* SUPPLIED ENTRIES
■ ■ ■ ■

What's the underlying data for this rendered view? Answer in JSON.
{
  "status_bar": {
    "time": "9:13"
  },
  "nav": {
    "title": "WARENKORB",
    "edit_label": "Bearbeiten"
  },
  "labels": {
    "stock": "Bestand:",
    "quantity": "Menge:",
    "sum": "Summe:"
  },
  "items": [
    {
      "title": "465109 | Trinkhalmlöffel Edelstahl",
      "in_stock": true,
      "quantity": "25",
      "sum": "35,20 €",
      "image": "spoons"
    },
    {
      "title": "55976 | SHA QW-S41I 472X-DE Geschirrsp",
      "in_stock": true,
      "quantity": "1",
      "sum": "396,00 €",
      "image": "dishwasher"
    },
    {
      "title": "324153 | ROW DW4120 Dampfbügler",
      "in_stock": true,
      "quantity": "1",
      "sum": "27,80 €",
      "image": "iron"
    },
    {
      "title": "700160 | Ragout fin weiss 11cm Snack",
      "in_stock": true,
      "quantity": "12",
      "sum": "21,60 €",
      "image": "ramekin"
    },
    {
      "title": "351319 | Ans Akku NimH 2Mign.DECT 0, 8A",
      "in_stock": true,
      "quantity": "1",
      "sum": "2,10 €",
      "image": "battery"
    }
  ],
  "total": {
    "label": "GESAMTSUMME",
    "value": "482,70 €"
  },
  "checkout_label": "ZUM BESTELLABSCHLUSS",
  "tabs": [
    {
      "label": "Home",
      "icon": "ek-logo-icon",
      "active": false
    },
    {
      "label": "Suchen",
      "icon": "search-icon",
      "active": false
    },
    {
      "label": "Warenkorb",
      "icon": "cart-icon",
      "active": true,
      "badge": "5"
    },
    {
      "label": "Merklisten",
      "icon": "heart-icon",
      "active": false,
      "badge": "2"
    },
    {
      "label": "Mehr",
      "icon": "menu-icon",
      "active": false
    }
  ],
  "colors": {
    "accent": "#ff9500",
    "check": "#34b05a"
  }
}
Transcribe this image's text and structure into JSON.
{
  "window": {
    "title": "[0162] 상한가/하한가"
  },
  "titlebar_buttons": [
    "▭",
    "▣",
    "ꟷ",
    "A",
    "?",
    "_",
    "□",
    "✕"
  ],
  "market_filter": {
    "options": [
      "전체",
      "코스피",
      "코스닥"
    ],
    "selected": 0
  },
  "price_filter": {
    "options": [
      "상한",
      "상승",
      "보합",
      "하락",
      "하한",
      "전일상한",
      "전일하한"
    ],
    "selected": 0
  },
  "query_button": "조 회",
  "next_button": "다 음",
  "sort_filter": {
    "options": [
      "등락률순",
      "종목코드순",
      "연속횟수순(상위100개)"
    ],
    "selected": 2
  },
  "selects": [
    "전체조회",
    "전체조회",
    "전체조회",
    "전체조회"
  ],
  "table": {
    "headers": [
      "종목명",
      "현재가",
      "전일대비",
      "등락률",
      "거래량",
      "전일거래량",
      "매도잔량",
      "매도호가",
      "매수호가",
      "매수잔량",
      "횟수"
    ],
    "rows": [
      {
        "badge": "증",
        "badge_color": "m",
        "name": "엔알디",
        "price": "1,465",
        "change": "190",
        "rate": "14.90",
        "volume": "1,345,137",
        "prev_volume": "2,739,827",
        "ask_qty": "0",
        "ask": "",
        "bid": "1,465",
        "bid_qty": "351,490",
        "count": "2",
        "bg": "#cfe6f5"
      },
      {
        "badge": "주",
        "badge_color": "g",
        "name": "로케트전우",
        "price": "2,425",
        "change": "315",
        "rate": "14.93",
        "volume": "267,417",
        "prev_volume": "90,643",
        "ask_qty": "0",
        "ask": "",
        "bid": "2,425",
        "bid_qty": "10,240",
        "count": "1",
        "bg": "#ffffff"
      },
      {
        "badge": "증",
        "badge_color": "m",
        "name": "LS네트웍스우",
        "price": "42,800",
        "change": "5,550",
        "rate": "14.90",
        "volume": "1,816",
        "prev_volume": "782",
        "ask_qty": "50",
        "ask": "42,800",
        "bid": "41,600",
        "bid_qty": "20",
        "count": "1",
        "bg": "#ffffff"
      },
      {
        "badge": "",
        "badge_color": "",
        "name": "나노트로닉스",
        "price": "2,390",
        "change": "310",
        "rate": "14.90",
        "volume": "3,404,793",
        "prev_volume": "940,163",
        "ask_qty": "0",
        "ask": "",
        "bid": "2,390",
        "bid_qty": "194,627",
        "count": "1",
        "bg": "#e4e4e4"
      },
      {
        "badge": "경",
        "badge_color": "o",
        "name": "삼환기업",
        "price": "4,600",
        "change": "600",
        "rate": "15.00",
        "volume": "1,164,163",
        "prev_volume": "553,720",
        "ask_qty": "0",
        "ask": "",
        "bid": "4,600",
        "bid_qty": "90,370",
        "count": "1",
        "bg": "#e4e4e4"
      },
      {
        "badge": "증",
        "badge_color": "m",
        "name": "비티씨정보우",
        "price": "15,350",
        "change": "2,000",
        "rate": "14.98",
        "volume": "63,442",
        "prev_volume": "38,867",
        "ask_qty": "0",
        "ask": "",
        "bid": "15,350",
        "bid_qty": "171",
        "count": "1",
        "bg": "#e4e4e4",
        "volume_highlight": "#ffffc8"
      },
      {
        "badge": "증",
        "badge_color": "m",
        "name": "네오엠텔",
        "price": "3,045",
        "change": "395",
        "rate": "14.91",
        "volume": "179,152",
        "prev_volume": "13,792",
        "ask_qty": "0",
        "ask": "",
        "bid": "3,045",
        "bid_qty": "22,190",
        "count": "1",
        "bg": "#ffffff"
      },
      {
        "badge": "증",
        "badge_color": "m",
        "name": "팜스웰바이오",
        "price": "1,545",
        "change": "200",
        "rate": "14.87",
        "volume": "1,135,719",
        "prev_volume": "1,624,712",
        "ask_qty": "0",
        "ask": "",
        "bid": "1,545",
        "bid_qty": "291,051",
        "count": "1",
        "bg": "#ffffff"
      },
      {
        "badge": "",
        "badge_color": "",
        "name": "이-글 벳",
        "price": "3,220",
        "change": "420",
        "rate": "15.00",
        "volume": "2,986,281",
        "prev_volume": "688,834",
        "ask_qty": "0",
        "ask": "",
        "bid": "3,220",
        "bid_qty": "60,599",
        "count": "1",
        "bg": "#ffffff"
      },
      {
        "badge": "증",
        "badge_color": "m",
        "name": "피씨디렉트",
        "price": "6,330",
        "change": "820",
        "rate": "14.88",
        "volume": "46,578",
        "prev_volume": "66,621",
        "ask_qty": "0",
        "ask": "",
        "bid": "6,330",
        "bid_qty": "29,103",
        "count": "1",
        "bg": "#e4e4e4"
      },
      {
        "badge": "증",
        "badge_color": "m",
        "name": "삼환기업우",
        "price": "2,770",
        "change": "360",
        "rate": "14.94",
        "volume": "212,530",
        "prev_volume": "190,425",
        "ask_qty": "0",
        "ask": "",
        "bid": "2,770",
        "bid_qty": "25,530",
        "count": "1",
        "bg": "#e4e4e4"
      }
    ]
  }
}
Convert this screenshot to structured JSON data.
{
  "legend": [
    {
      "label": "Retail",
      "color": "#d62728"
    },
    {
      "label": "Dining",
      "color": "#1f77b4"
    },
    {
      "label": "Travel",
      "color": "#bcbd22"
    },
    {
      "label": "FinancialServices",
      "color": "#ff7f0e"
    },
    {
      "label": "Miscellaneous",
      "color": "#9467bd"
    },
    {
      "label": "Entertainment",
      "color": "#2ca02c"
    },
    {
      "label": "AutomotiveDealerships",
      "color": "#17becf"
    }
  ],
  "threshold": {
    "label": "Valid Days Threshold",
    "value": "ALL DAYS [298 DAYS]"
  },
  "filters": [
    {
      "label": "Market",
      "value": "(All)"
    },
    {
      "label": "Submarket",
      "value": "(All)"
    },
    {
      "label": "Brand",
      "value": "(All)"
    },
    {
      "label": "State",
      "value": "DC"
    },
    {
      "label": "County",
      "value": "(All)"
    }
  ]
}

■ ■ ■ ■

* SET EXERCISE
Using the listing, collect all lines in which the string "image" is found.

* SOLUTION FOR THIS EXERCISE
      "image": "spoons"
      "image": "dishwasher"
      "image": "iron"
      "image": "ramekin"
      "image": "battery"
Transcribe this image's text and structure into JSON.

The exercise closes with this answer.